[Collection entries]
# # # #
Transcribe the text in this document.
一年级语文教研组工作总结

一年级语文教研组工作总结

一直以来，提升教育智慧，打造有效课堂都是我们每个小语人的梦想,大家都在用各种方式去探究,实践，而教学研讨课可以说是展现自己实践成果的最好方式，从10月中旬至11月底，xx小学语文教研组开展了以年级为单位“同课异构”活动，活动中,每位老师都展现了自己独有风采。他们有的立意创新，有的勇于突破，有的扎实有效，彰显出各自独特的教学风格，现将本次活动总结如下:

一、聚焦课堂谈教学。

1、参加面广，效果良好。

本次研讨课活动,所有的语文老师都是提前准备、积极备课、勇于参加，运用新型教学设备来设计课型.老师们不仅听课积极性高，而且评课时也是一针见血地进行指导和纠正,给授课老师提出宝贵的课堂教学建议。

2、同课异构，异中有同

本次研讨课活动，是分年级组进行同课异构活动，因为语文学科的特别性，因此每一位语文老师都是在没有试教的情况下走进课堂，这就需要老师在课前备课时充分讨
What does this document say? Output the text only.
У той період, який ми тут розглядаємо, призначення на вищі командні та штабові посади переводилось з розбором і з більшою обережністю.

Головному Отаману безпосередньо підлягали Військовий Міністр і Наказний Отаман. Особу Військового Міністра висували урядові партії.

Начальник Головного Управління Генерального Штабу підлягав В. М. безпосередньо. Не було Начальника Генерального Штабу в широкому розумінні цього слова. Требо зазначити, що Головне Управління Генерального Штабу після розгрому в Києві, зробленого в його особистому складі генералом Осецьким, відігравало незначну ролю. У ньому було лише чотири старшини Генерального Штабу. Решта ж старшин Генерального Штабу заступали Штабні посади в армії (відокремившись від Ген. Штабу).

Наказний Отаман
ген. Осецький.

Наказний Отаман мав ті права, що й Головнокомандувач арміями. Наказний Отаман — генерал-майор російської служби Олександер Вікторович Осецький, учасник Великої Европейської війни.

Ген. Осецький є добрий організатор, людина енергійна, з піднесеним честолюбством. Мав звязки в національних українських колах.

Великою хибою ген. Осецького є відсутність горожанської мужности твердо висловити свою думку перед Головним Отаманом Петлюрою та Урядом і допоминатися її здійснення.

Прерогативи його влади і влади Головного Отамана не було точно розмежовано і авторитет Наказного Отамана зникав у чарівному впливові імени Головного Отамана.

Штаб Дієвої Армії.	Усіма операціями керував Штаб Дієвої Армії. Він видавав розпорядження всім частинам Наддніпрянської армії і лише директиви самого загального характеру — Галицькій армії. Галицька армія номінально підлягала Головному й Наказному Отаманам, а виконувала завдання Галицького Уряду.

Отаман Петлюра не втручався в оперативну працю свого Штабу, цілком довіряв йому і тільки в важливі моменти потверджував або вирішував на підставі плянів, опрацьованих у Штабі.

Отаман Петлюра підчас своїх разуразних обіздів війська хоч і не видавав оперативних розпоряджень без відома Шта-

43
# # # #
Your answer should be a single number: the count of lines that contain "this".

2